# RECORDS SUPPLIED start

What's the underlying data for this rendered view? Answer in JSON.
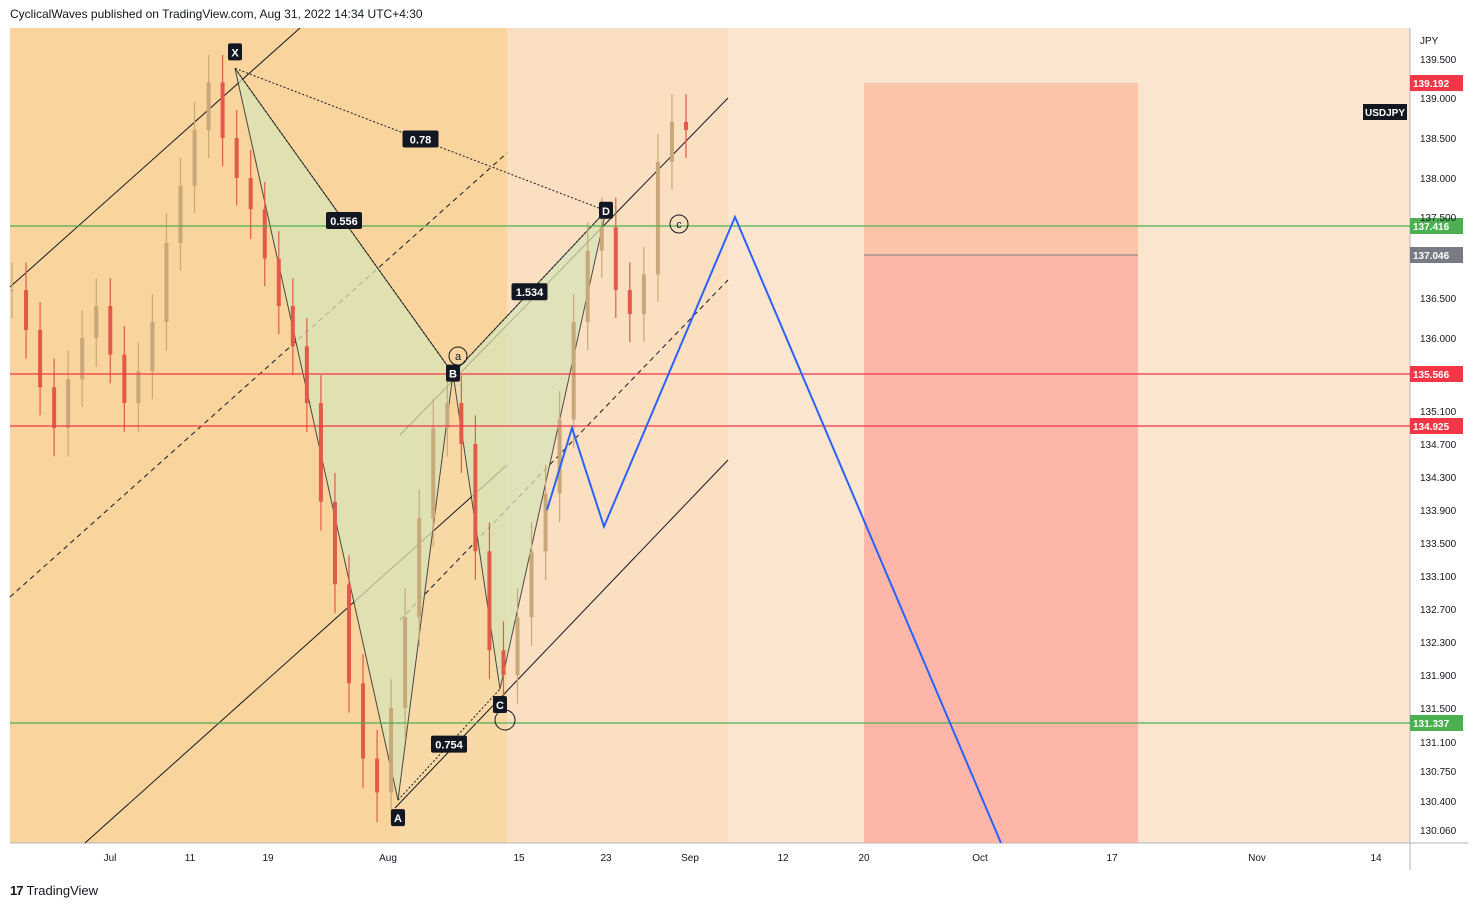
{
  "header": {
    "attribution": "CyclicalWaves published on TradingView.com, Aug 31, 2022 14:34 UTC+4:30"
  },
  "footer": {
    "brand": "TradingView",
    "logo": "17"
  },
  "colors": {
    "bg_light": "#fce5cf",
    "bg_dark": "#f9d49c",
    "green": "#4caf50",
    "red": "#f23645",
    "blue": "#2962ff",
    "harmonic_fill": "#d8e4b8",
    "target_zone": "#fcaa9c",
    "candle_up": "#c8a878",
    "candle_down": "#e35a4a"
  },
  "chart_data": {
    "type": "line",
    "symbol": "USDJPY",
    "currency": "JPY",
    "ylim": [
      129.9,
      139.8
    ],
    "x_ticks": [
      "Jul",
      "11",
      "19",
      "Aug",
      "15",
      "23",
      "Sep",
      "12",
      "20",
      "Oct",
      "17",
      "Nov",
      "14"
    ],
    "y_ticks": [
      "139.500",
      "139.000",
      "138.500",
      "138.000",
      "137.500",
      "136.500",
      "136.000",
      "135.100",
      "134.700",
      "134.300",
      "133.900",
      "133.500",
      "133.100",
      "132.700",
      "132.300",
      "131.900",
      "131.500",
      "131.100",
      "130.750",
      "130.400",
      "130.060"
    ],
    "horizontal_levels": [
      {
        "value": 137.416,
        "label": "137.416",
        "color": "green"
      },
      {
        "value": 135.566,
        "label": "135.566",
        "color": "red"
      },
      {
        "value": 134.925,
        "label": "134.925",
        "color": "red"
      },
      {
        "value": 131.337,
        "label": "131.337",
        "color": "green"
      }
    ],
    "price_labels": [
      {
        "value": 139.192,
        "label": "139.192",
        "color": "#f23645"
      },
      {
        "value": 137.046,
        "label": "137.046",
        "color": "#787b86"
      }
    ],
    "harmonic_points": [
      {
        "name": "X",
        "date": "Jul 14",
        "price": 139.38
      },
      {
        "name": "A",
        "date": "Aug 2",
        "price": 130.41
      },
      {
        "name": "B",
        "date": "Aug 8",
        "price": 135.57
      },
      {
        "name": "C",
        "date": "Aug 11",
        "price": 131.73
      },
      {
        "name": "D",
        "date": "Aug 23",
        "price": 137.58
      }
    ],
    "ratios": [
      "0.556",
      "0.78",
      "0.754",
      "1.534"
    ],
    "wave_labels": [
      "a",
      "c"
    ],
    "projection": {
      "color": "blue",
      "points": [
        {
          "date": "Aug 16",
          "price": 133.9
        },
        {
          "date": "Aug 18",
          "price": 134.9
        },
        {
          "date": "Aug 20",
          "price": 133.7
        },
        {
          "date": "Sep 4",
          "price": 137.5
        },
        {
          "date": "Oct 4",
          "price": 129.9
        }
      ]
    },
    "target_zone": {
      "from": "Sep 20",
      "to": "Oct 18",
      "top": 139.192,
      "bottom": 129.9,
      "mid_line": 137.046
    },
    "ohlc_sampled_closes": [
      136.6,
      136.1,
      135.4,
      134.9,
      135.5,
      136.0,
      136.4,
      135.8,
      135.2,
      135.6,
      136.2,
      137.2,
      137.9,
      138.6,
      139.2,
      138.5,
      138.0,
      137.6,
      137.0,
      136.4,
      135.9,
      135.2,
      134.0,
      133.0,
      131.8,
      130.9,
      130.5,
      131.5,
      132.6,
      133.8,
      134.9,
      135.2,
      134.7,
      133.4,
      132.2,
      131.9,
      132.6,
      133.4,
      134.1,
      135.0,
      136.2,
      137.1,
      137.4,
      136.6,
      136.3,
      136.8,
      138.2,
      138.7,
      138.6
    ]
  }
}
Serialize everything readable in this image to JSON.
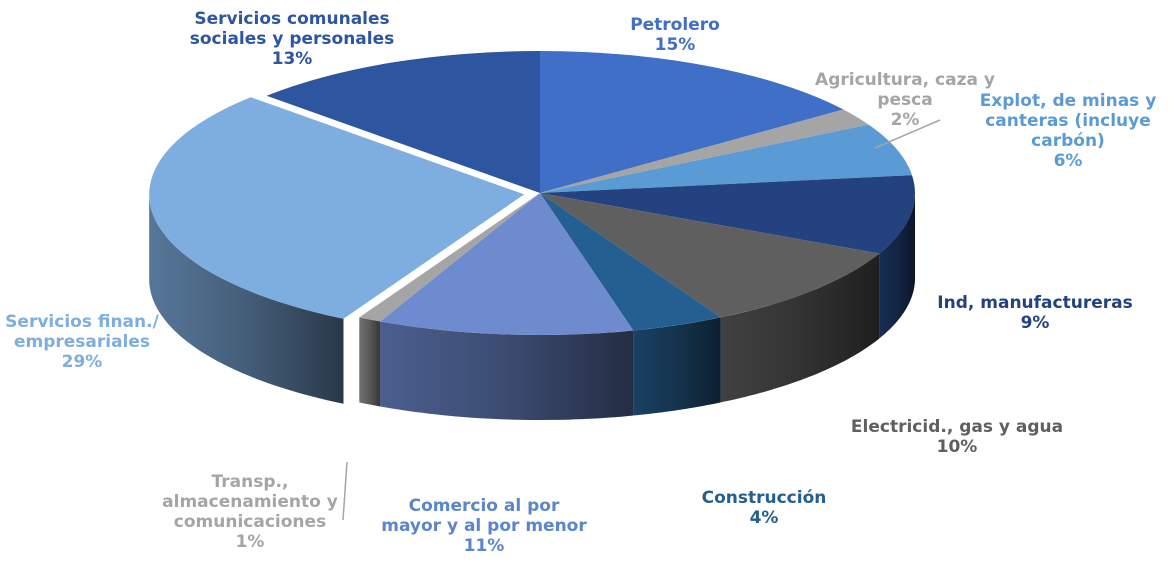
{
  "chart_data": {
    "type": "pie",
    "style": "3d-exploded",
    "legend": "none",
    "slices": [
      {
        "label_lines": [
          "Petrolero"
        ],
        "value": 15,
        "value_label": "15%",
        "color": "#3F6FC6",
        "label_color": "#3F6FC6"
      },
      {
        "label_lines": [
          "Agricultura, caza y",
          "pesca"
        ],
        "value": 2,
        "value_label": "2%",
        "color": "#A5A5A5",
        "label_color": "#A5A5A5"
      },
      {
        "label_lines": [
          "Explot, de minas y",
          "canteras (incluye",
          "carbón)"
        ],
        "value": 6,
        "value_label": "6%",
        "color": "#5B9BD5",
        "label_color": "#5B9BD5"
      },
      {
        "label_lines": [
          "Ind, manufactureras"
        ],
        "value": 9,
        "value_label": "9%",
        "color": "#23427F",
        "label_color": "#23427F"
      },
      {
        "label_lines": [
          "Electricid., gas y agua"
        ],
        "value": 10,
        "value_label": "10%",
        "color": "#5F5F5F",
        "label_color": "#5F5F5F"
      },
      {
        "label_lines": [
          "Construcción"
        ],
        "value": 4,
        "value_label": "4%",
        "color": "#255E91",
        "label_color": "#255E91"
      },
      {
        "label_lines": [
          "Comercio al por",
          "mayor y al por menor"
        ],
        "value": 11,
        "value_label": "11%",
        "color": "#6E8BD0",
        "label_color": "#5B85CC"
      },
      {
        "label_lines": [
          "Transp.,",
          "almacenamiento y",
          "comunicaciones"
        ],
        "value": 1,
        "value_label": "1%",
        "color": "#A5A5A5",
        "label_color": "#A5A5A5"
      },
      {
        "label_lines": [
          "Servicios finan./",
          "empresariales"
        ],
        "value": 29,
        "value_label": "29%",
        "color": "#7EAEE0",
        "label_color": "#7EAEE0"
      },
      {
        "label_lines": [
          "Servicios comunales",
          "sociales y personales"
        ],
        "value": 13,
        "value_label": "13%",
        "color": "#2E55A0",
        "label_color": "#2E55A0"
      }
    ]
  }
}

# RECORDS SUPPLIED end

▸ TASK OBJECTIVE
Give the number of lines in the records that contain the string "Servicios", and nothing besides.

▸ ANSWER TO THE PROBLEM
2